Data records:

========

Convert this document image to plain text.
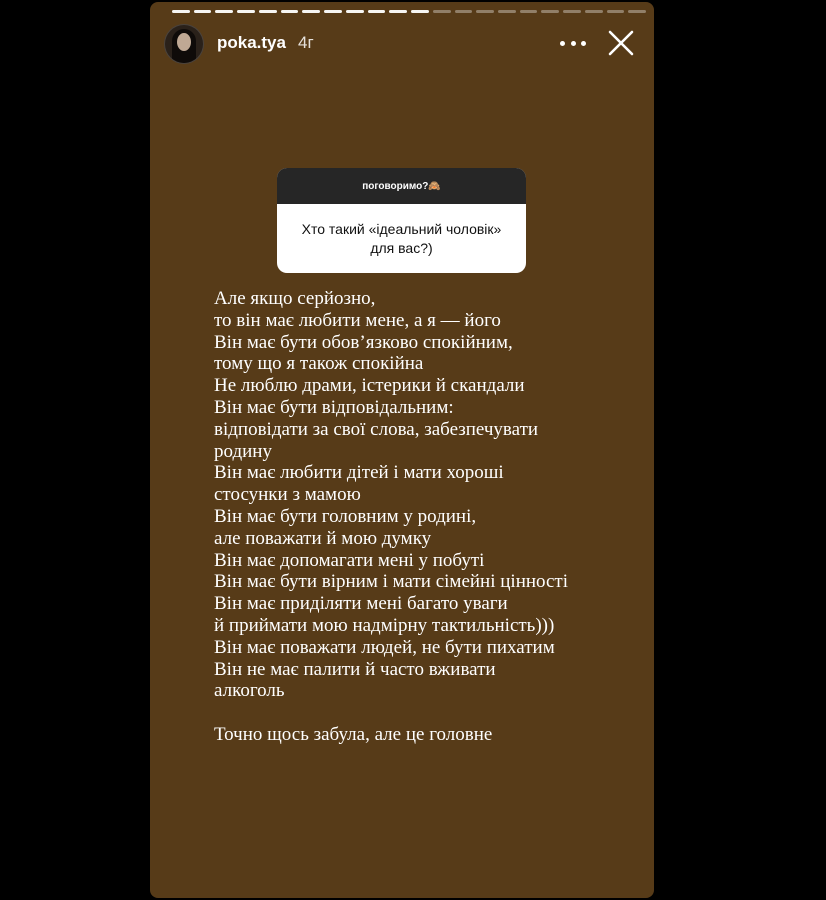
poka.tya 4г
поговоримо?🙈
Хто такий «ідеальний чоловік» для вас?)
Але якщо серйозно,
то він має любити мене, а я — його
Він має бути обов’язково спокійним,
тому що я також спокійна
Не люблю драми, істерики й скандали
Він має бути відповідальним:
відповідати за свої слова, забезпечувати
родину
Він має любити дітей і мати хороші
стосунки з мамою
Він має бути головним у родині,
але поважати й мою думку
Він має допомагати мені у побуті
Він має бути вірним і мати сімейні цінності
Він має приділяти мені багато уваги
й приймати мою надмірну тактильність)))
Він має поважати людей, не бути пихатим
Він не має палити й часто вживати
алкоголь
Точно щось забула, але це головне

========

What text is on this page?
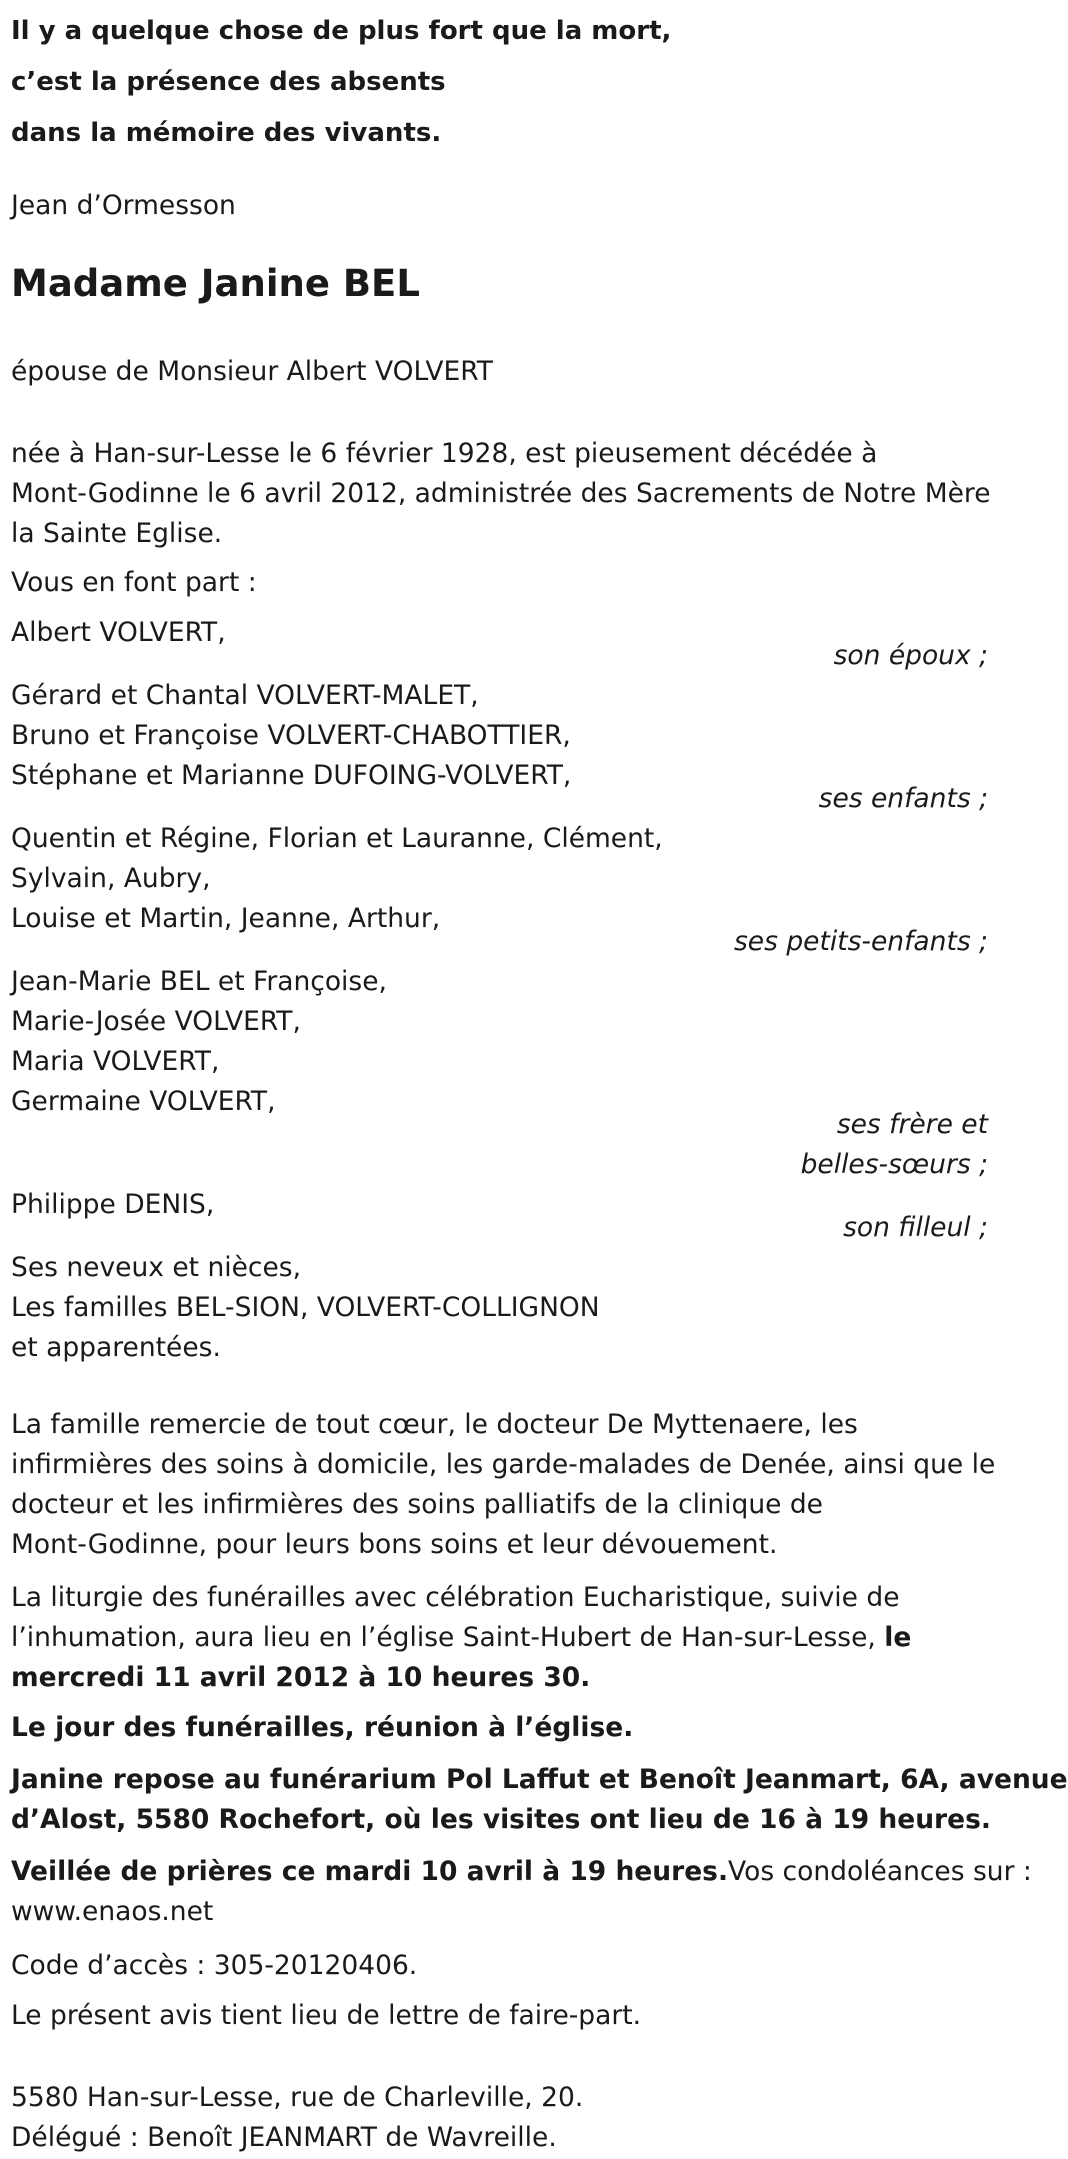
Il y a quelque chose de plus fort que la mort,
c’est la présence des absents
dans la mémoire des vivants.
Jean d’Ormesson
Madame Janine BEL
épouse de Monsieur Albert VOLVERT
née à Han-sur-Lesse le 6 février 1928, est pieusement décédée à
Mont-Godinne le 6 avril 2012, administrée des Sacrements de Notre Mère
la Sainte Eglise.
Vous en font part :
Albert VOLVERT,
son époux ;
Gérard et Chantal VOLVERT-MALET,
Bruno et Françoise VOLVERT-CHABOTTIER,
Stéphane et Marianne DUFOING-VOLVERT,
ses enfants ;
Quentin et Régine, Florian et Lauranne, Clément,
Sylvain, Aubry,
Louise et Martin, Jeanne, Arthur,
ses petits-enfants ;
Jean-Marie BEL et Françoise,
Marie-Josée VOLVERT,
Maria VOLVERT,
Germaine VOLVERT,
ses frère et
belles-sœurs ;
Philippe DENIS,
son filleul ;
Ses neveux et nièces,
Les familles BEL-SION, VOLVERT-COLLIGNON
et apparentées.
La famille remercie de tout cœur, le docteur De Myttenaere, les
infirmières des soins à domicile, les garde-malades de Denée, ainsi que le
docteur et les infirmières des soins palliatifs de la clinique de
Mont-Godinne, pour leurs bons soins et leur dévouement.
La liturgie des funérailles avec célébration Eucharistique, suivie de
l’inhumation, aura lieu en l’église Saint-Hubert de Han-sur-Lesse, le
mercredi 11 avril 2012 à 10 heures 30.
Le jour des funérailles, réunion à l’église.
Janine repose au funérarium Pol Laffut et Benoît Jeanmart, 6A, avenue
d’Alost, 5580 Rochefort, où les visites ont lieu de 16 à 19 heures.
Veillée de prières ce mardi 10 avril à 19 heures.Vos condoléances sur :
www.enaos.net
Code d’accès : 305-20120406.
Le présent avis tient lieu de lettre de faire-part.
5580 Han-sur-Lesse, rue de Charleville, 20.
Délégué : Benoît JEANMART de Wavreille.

========

§ **Work to complete**: Within the listing above, copy each line that has the string "heures".

§ **Written answer**:
mercredi 11 avril 2012 à 10 heures 30.
d’Alost, 5580 Rochefort, où les visites ont lieu de 16 à 19 heures.
Veillée de prières ce mardi 10 avril à 19 heures.Vos condoléances sur :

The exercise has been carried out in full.